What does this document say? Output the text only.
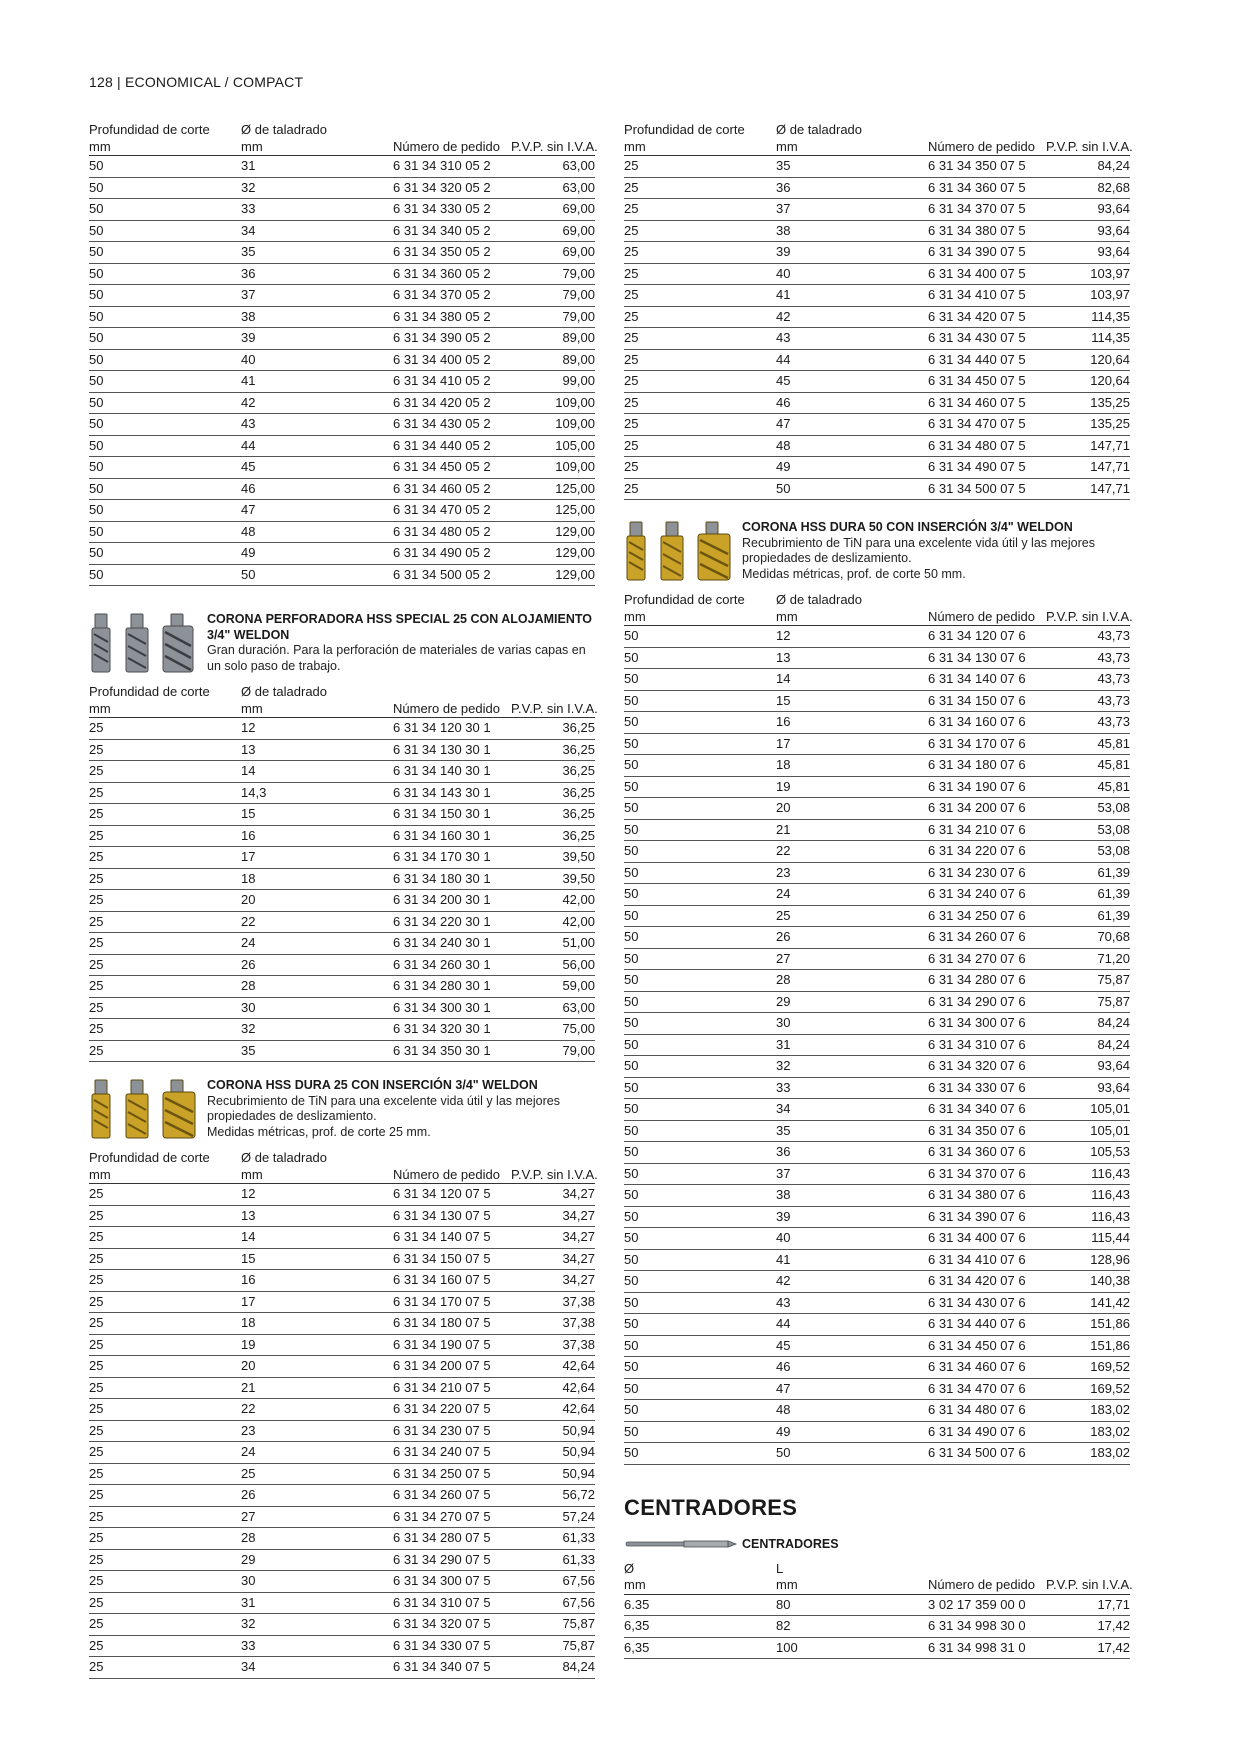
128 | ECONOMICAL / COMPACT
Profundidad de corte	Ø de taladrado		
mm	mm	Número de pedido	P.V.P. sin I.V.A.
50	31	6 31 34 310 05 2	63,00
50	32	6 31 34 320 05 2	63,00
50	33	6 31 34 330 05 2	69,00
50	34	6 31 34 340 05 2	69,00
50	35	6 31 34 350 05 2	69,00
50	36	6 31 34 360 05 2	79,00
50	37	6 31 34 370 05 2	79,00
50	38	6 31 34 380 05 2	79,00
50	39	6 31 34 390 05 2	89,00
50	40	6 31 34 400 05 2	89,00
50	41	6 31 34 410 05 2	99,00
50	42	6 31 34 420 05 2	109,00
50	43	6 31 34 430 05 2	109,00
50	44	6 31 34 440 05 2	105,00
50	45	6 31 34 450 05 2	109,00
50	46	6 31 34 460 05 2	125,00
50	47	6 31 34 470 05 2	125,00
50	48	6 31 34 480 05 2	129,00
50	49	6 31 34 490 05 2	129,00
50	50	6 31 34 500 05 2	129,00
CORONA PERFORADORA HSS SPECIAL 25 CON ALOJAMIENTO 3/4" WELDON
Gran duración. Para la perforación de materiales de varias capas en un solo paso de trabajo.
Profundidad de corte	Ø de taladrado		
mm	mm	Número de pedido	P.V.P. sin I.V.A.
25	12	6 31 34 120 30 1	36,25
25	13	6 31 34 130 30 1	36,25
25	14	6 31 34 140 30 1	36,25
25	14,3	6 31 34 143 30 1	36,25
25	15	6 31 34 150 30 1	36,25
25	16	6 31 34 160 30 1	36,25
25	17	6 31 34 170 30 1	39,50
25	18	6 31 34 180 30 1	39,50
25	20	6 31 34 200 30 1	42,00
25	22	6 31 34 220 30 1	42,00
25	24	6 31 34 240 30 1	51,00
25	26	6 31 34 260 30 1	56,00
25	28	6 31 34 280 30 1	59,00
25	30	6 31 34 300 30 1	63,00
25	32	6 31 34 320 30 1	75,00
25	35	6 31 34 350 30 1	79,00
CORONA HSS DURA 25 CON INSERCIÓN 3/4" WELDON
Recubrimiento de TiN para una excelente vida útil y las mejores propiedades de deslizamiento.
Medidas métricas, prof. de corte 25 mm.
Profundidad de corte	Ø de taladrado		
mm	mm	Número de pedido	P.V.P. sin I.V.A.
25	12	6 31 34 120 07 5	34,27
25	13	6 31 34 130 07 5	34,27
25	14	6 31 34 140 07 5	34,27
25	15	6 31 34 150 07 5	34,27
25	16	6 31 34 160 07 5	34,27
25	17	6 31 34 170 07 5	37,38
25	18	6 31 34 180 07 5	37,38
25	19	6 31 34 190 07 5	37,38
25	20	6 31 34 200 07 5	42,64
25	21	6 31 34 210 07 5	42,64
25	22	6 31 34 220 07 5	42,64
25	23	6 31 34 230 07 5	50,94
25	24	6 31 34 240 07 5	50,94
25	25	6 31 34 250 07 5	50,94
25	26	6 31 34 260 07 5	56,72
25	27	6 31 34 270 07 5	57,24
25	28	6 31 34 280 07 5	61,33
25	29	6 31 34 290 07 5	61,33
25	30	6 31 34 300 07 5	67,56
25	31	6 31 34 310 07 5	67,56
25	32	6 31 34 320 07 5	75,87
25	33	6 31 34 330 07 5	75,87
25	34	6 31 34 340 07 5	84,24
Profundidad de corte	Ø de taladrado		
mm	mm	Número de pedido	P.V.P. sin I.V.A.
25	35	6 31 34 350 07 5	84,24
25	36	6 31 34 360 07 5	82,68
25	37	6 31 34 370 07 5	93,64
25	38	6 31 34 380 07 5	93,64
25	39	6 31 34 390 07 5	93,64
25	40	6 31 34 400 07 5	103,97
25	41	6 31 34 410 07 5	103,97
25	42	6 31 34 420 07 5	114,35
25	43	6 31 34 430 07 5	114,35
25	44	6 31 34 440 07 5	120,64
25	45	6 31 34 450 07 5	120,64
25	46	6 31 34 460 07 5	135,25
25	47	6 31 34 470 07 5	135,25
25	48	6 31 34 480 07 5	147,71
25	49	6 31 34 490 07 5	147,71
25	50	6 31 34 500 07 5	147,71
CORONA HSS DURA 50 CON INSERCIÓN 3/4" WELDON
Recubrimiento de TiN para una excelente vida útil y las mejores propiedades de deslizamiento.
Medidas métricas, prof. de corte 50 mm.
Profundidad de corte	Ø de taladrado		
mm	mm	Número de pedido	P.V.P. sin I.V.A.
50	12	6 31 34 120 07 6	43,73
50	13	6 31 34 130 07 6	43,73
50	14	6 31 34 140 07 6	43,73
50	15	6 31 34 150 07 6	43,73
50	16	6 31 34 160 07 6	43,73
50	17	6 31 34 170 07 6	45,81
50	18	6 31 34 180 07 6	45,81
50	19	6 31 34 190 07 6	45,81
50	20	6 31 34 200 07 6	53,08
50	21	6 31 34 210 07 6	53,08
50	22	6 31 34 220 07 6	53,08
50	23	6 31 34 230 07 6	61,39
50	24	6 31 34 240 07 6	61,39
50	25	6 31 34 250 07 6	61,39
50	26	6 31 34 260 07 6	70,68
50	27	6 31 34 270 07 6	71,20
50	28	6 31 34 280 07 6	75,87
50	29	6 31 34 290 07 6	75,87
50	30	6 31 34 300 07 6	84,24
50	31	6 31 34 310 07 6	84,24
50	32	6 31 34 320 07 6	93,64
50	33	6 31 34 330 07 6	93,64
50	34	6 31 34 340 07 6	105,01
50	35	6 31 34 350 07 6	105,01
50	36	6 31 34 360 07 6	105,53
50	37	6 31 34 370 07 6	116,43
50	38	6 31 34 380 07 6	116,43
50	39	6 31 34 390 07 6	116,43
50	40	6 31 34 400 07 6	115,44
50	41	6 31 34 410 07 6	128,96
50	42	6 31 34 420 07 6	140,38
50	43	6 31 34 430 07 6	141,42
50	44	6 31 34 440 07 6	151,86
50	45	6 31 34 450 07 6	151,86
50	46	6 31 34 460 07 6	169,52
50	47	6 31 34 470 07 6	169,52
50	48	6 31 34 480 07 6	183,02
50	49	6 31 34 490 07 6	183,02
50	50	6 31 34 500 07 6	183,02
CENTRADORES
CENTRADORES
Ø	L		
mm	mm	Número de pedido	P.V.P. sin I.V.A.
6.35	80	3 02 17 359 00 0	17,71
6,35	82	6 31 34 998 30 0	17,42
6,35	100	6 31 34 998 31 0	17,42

########################################

» REQUIRED WORK: Your copy should hold every record word for word and none of the pictures.

» SOLUTION TO THIS PROBLEM:
What does this document say? Output the text only.
128 | ECONOMICAL / COMPACT
Profundidad de corte	Ø de taladrado		
mm	mm	Número de pedido	P.V.P. sin I.V.A.
50	31	6 31 34 310 05 2	63,00
50	32	6 31 34 320 05 2	63,00
50	33	6 31 34 330 05 2	69,00
50	34	6 31 34 340 05 2	69,00
50	35	6 31 34 350 05 2	69,00
50	36	6 31 34 360 05 2	79,00
50	37	6 31 34 370 05 2	79,00
50	38	6 31 34 380 05 2	79,00
50	39	6 31 34 390 05 2	89,00
50	40	6 31 34 400 05 2	89,00
50	41	6 31 34 410 05 2	99,00
50	42	6 31 34 420 05 2	109,00
50	43	6 31 34 430 05 2	109,00
50	44	6 31 34 440 05 2	105,00
50	45	6 31 34 450 05 2	109,00
50	46	6 31 34 460 05 2	125,00
50	47	6 31 34 470 05 2	125,00
50	48	6 31 34 480 05 2	129,00
50	49	6 31 34 490 05 2	129,00
50	50	6 31 34 500 05 2	129,00
CORONA PERFORADORA HSS SPECIAL 25 CON ALOJAMIENTO 3/4" WELDON
Gran duración. Para la perforación de materiales de varias capas en un solo paso de trabajo.
Profundidad de corte	Ø de taladrado		
mm	mm	Número de pedido	P.V.P. sin I.V.A.
25	12	6 31 34 120 30 1	36,25
25	13	6 31 34 130 30 1	36,25
25	14	6 31 34 140 30 1	36,25
25	14,3	6 31 34 143 30 1	36,25
25	15	6 31 34 150 30 1	36,25
25	16	6 31 34 160 30 1	36,25
25	17	6 31 34 170 30 1	39,50
25	18	6 31 34 180 30 1	39,50
25	20	6 31 34 200 30 1	42,00
25	22	6 31 34 220 30 1	42,00
25	24	6 31 34 240 30 1	51,00
25	26	6 31 34 260 30 1	56,00
25	28	6 31 34 280 30 1	59,00
25	30	6 31 34 300 30 1	63,00
25	32	6 31 34 320 30 1	75,00
25	35	6 31 34 350 30 1	79,00
CORONA HSS DURA 25 CON INSERCIÓN 3/4" WELDON
Recubrimiento de TiN para una excelente vida útil y las mejores propiedades de deslizamiento.
Medidas métricas, prof. de corte 25 mm.
Profundidad de corte	Ø de taladrado		
mm	mm	Número de pedido	P.V.P. sin I.V.A.
25	12	6 31 34 120 07 5	34,27
25	13	6 31 34 130 07 5	34,27
25	14	6 31 34 140 07 5	34,27
25	15	6 31 34 150 07 5	34,27
25	16	6 31 34 160 07 5	34,27
25	17	6 31 34 170 07 5	37,38
25	18	6 31 34 180 07 5	37,38
25	19	6 31 34 190 07 5	37,38
25	20	6 31 34 200 07 5	42,64
25	21	6 31 34 210 07 5	42,64
25	22	6 31 34 220 07 5	42,64
25	23	6 31 34 230 07 5	50,94
25	24	6 31 34 240 07 5	50,94
25	25	6 31 34 250 07 5	50,94
25	26	6 31 34 260 07 5	56,72
25	27	6 31 34 270 07 5	57,24
25	28	6 31 34 280 07 5	61,33
25	29	6 31 34 290 07 5	61,33
25	30	6 31 34 300 07 5	67,56
25	31	6 31 34 310 07 5	67,56
25	32	6 31 34 320 07 5	75,87
25	33	6 31 34 330 07 5	75,87
25	34	6 31 34 340 07 5	84,24
Profundidad de corte	Ø de taladrado		
mm	mm	Número de pedido	P.V.P. sin I.V.A.
25	35	6 31 34 350 07 5	84,24
25	36	6 31 34 360 07 5	82,68
25	37	6 31 34 370 07 5	93,64
25	38	6 31 34 380 07 5	93,64
25	39	6 31 34 390 07 5	93,64
25	40	6 31 34 400 07 5	103,97
25	41	6 31 34 410 07 5	103,97
25	42	6 31 34 420 07 5	114,35
25	43	6 31 34 430 07 5	114,35
25	44	6 31 34 440 07 5	120,64
25	45	6 31 34 450 07 5	120,64
25	46	6 31 34 460 07 5	135,25
25	47	6 31 34 470 07 5	135,25
25	48	6 31 34 480 07 5	147,71
25	49	6 31 34 490 07 5	147,71
25	50	6 31 34 500 07 5	147,71
CORONA HSS DURA 50 CON INSERCIÓN 3/4" WELDON
Recubrimiento de TiN para una excelente vida útil y las mejores propiedades de deslizamiento.
Medidas métricas, prof. de corte 50 mm.
Profundidad de corte	Ø de taladrado		
mm	mm	Número de pedido	P.V.P. sin I.V.A.
50	12	6 31 34 120 07 6	43,73
50	13	6 31 34 130 07 6	43,73
50	14	6 31 34 140 07 6	43,73
50	15	6 31 34 150 07 6	43,73
50	16	6 31 34 160 07 6	43,73
50	17	6 31 34 170 07 6	45,81
50	18	6 31 34 180 07 6	45,81
50	19	6 31 34 190 07 6	45,81
50	20	6 31 34 200 07 6	53,08
50	21	6 31 34 210 07 6	53,08
50	22	6 31 34 220 07 6	53,08
50	23	6 31 34 230 07 6	61,39
50	24	6 31 34 240 07 6	61,39
50	25	6 31 34 250 07 6	61,39
50	26	6 31 34 260 07 6	70,68
50	27	6 31 34 270 07 6	71,20
50	28	6 31 34 280 07 6	75,87
50	29	6 31 34 290 07 6	75,87
50	30	6 31 34 300 07 6	84,24
50	31	6 31 34 310 07 6	84,24
50	32	6 31 34 320 07 6	93,64
50	33	6 31 34 330 07 6	93,64
50	34	6 31 34 340 07 6	105,01
50	35	6 31 34 350 07 6	105,01
50	36	6 31 34 360 07 6	105,53
50	37	6 31 34 370 07 6	116,43
50	38	6 31 34 380 07 6	116,43
50	39	6 31 34 390 07 6	116,43
50	40	6 31 34 400 07 6	115,44
50	41	6 31 34 410 07 6	128,96
50	42	6 31 34 420 07 6	140,38
50	43	6 31 34 430 07 6	141,42
50	44	6 31 34 440 07 6	151,86
50	45	6 31 34 450 07 6	151,86
50	46	6 31 34 460 07 6	169,52
50	47	6 31 34 470 07 6	169,52
50	48	6 31 34 480 07 6	183,02
50	49	6 31 34 490 07 6	183,02
50	50	6 31 34 500 07 6	183,02
CENTRADORES
CENTRADORES
Ø	L		
mm	mm	Número de pedido	P.V.P. sin I.V.A.
6.35	80	3 02 17 359 00 0	17,71
6,35	82	6 31 34 998 30 0	17,42
6,35	100	6 31 34 998 31 0	17,42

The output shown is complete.